**Task prompt**
Write out each record below exactly as it appears, with no pictures.

╭─ Provided records

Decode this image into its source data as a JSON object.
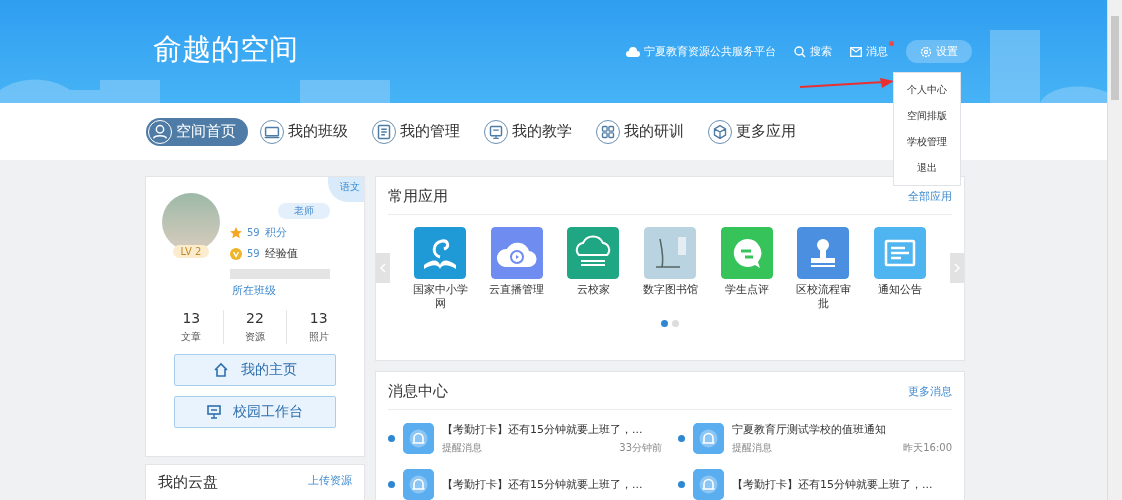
{
  "header": {
    "title": "俞越的空间",
    "platform_link": "宁夏教育资源公共服务平台",
    "search": "搜索",
    "messages": {
      "label": "消息",
      "unread": true
    },
    "settings": "设置"
  },
  "settings_menu": {
    "items": [
      {
        "label": "个人中心"
      },
      {
        "label": "空间排版"
      },
      {
        "label": "学校管理"
      },
      {
        "label": "退出"
      }
    ]
  },
  "nav": {
    "tabs": [
      {
        "label": "空间首页",
        "selected": true
      },
      {
        "label": "我的班级",
        "selected": false
      },
      {
        "label": "我的管理",
        "selected": false
      },
      {
        "label": "我的教学",
        "selected": false
      },
      {
        "label": "我的研训",
        "selected": false
      },
      {
        "label": "更多应用",
        "selected": false
      }
    ]
  },
  "profile": {
    "subject_tag": "语文",
    "role": "老师",
    "level": "LV 2",
    "points": {
      "value": "59",
      "label": "积分"
    },
    "experience": {
      "value": "59",
      "label": "经验值"
    },
    "class_link": "所在班级",
    "stats": [
      {
        "value": "13",
        "label": "文章"
      },
      {
        "value": "22",
        "label": "资源"
      },
      {
        "value": "13",
        "label": "照片"
      }
    ],
    "buttons": [
      {
        "label": "我的主页"
      },
      {
        "label": "校园工作台"
      }
    ]
  },
  "cloud": {
    "title": "我的云盘",
    "link": "上传资源"
  },
  "apps": {
    "title": "常用应用",
    "more": "全部应用",
    "items": [
      {
        "label": "国家中小学网",
        "color": "#1f9ad6"
      },
      {
        "label": "云直播管理",
        "color": "#6f8cf0"
      },
      {
        "label": "云校家",
        "color": "#1fa784"
      },
      {
        "label": "数字图书馆",
        "color": "#b9d3e0"
      },
      {
        "label": "学生点评",
        "color": "#35c35a"
      },
      {
        "label": "区校流程审批",
        "color": "#4a8fe0"
      },
      {
        "label": "通知公告",
        "color": "#4fb5f0"
      }
    ],
    "pages": [
      {
        "selected": true
      },
      {
        "selected": false
      }
    ]
  },
  "messages": {
    "title": "消息中心",
    "more": "更多消息",
    "items": [
      {
        "title": "【考勤打卡】还有15分钟就要上班了，...",
        "type": "提醒消息",
        "time": "33分钟前"
      },
      {
        "title": "宁夏教育厅测试学校的值班通知",
        "type": "提醒消息",
        "time": "昨天16:00"
      },
      {
        "title": "【考勤打卡】还有15分钟就要上班了，..."
      },
      {
        "title": "【考勤打卡】还有15分钟就要上班了，..."
      }
    ]
  }
}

╰─

**Final result**
Decode this image into its source data as a JSON object.
{
  "header": {
    "title": "俞越的空间",
    "platform_link": "宁夏教育资源公共服务平台",
    "search": "搜索",
    "messages": {
      "label": "消息",
      "unread": true
    },
    "settings": "设置"
  },
  "settings_menu": {
    "items": [
      {
        "label": "个人中心"
      },
      {
        "label": "空间排版"
      },
      {
        "label": "学校管理"
      },
      {
        "label": "退出"
      }
    ]
  },
  "nav": {
    "tabs": [
      {
        "label": "空间首页",
        "selected": true
      },
      {
        "label": "我的班级",
        "selected": false
      },
      {
        "label": "我的管理",
        "selected": false
      },
      {
        "label": "我的教学",
        "selected": false
      },
      {
        "label": "我的研训",
        "selected": false
      },
      {
        "label": "更多应用",
        "selected": false
      }
    ]
  },
  "profile": {
    "subject_tag": "语文",
    "role": "老师",
    "level": "LV 2",
    "points": {
      "value": "59",
      "label": "积分"
    },
    "experience": {
      "value": "59",
      "label": "经验值"
    },
    "class_link": "所在班级",
    "stats": [
      {
        "value": "13",
        "label": "文章"
      },
      {
        "value": "22",
        "label": "资源"
      },
      {
        "value": "13",
        "label": "照片"
      }
    ],
    "buttons": [
      {
        "label": "我的主页"
      },
      {
        "label": "校园工作台"
      }
    ]
  },
  "cloud": {
    "title": "我的云盘",
    "link": "上传资源"
  },
  "apps": {
    "title": "常用应用",
    "more": "全部应用",
    "items": [
      {
        "label": "国家中小学网",
        "color": "#1f9ad6"
      },
      {
        "label": "云直播管理",
        "color": "#6f8cf0"
      },
      {
        "label": "云校家",
        "color": "#1fa784"
      },
      {
        "label": "数字图书馆",
        "color": "#b9d3e0"
      },
      {
        "label": "学生点评",
        "color": "#35c35a"
      },
      {
        "label": "区校流程审批",
        "color": "#4a8fe0"
      },
      {
        "label": "通知公告",
        "color": "#4fb5f0"
      }
    ],
    "pages": [
      {
        "selected": true
      },
      {
        "selected": false
      }
    ]
  },
  "messages": {
    "title": "消息中心",
    "more": "更多消息",
    "items": [
      {
        "title": "【考勤打卡】还有15分钟就要上班了，...",
        "type": "提醒消息",
        "time": "33分钟前"
      },
      {
        "title": "宁夏教育厅测试学校的值班通知",
        "type": "提醒消息",
        "time": "昨天16:00"
      },
      {
        "title": "【考勤打卡】还有15分钟就要上班了，..."
      },
      {
        "title": "【考勤打卡】还有15分钟就要上班了，..."
      }
    ]
  }
}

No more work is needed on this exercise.